Brief =>
Reproduce all the entries exactly and keep the pictures out.

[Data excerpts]
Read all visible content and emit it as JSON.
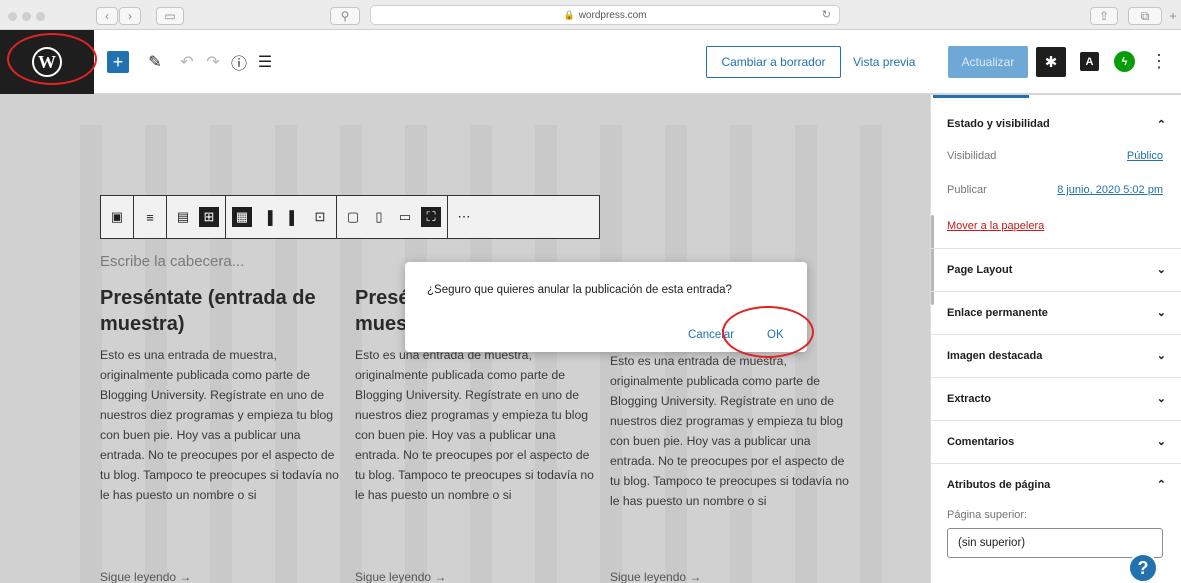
{
  "browser": {
    "url": "wordpress.com",
    "lock_icon": "🔒",
    "reload_icon": "↻",
    "back_icon": "‹",
    "forward_icon": "›",
    "sidebar_icon": "▭",
    "search_icon": "⚲",
    "share_icon": "⇧",
    "tabs_icon": "⧉",
    "newtab_icon": "+"
  },
  "toolbar": {
    "logo_letter": "W",
    "add_icon": "+",
    "tools_icon": "✎",
    "undo_icon": "↶",
    "redo_icon": "↷",
    "info_icon": "ⓘ",
    "outline_icon": "☰",
    "draft_label": "Cambiar a borrador",
    "preview_label": "Vista previa",
    "update_label": "Actualizar",
    "settings_icon": "✱",
    "a_icon": "A",
    "jetpack_icon": "ϟ",
    "more_icon": "⋮",
    "accent": "#2271b1"
  },
  "block_toolbar": {
    "groups": [
      [
        "▣"
      ],
      [
        "≡"
      ],
      [
        "▤",
        "⊞"
      ],
      [
        "▦",
        "▐",
        "▌",
        "⊡"
      ],
      [
        "▢",
        "▯",
        "▭",
        "⛶"
      ],
      [
        "⋯"
      ]
    ]
  },
  "editor": {
    "heading_placeholder": "Escribe la cabecera...",
    "columns": [
      {
        "title": "Preséntate (entrada de muestra)",
        "body": "Esto es una entrada de muestra, originalmente publicada como parte de Blogging University. Regístrate en uno de nuestros diez programas y empieza tu blog con buen pie. Hoy vas a publicar una entrada. No te preocupes por el aspecto de tu blog. Tampoco te preocupes si todavía no le has puesto un nombre o si",
        "more": "Sigue leyendo →"
      },
      {
        "title": "Preséntate (entrada de muestra)",
        "body": "Esto es una entrada de muestra, originalmente publicada como parte de Blogging University. Regístrate en uno de nuestros diez programas y empieza tu blog con buen pie. Hoy vas a publicar una entrada. No te preocupes por el aspecto de tu blog. Tampoco te preocupes si todavía no le has puesto un nombre o si",
        "more": "Sigue leyendo →"
      },
      {
        "title": "",
        "body": "Esto es una entrada de muestra, originalmente publicada como parte de Blogging University. Regístrate en uno de nuestros diez programas y empieza tu blog con buen pie. Hoy vas a publicar una entrada. No te preocupes por el aspecto de tu blog. Tampoco te preocupes si todavía no le has puesto un nombre o si",
        "more": "Sigue leyendo →"
      }
    ]
  },
  "modal": {
    "message": "¿Seguro que quieres anular la publicación de esta entrada?",
    "cancel_label": "Cancelar",
    "ok_label": "OK"
  },
  "sidebar": {
    "status_panel": {
      "title": "Estado y visibilidad",
      "visibility_label": "Visibilidad",
      "visibility_value": "Público",
      "publish_label": "Publicar",
      "publish_value": "8 junio, 2020 5:02 pm",
      "trash_label": "Mover a la papelera"
    },
    "panels": [
      "Page Layout",
      "Enlace permanente",
      "Imagen destacada",
      "Extracto",
      "Comentarios"
    ],
    "attributes_panel": {
      "title": "Atributos de página",
      "parent_label": "Página superior:",
      "parent_value": "(sin superior)"
    },
    "chevron_up": "⌃",
    "chevron_down": "⌄",
    "help_icon": "?"
  }
}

Task response =>
Read all visible content and emit it as JSON.
{
  "browser": {
    "url": "wordpress.com",
    "lock_icon": "🔒",
    "reload_icon": "↻",
    "back_icon": "‹",
    "forward_icon": "›",
    "sidebar_icon": "▭",
    "search_icon": "⚲",
    "share_icon": "⇧",
    "tabs_icon": "⧉",
    "newtab_icon": "+"
  },
  "toolbar": {
    "logo_letter": "W",
    "add_icon": "+",
    "tools_icon": "✎",
    "undo_icon": "↶",
    "redo_icon": "↷",
    "info_icon": "ⓘ",
    "outline_icon": "☰",
    "draft_label": "Cambiar a borrador",
    "preview_label": "Vista previa",
    "update_label": "Actualizar",
    "settings_icon": "✱",
    "a_icon": "A",
    "jetpack_icon": "ϟ",
    "more_icon": "⋮",
    "accent": "#2271b1"
  },
  "block_toolbar": {
    "groups": [
      [
        "▣"
      ],
      [
        "≡"
      ],
      [
        "▤",
        "⊞"
      ],
      [
        "▦",
        "▐",
        "▌",
        "⊡"
      ],
      [
        "▢",
        "▯",
        "▭",
        "⛶"
      ],
      [
        "⋯"
      ]
    ]
  },
  "editor": {
    "heading_placeholder": "Escribe la cabecera...",
    "columns": [
      {
        "title": "Preséntate (entrada de muestra)",
        "body": "Esto es una entrada de muestra, originalmente publicada como parte de Blogging University. Regístrate en uno de nuestros diez programas y empieza tu blog con buen pie. Hoy vas a publicar una entrada. No te preocupes por el aspecto de tu blog. Tampoco te preocupes si todavía no le has puesto un nombre o si",
        "more": "Sigue leyendo →"
      },
      {
        "title": "Preséntate (entrada de muestra)",
        "body": "Esto es una entrada de muestra, originalmente publicada como parte de Blogging University. Regístrate en uno de nuestros diez programas y empieza tu blog con buen pie. Hoy vas a publicar una entrada. No te preocupes por el aspecto de tu blog. Tampoco te preocupes si todavía no le has puesto un nombre o si",
        "more": "Sigue leyendo →"
      },
      {
        "title": "",
        "body": "Esto es una entrada de muestra, originalmente publicada como parte de Blogging University. Regístrate en uno de nuestros diez programas y empieza tu blog con buen pie. Hoy vas a publicar una entrada. No te preocupes por el aspecto de tu blog. Tampoco te preocupes si todavía no le has puesto un nombre o si",
        "more": "Sigue leyendo →"
      }
    ]
  },
  "modal": {
    "message": "¿Seguro que quieres anular la publicación de esta entrada?",
    "cancel_label": "Cancelar",
    "ok_label": "OK"
  },
  "sidebar": {
    "status_panel": {
      "title": "Estado y visibilidad",
      "visibility_label": "Visibilidad",
      "visibility_value": "Público",
      "publish_label": "Publicar",
      "publish_value": "8 junio, 2020 5:02 pm",
      "trash_label": "Mover a la papelera"
    },
    "panels": [
      "Page Layout",
      "Enlace permanente",
      "Imagen destacada",
      "Extracto",
      "Comentarios"
    ],
    "attributes_panel": {
      "title": "Atributos de página",
      "parent_label": "Página superior:",
      "parent_value": "(sin superior)"
    },
    "chevron_up": "⌃",
    "chevron_down": "⌄",
    "help_icon": "?"
  }
}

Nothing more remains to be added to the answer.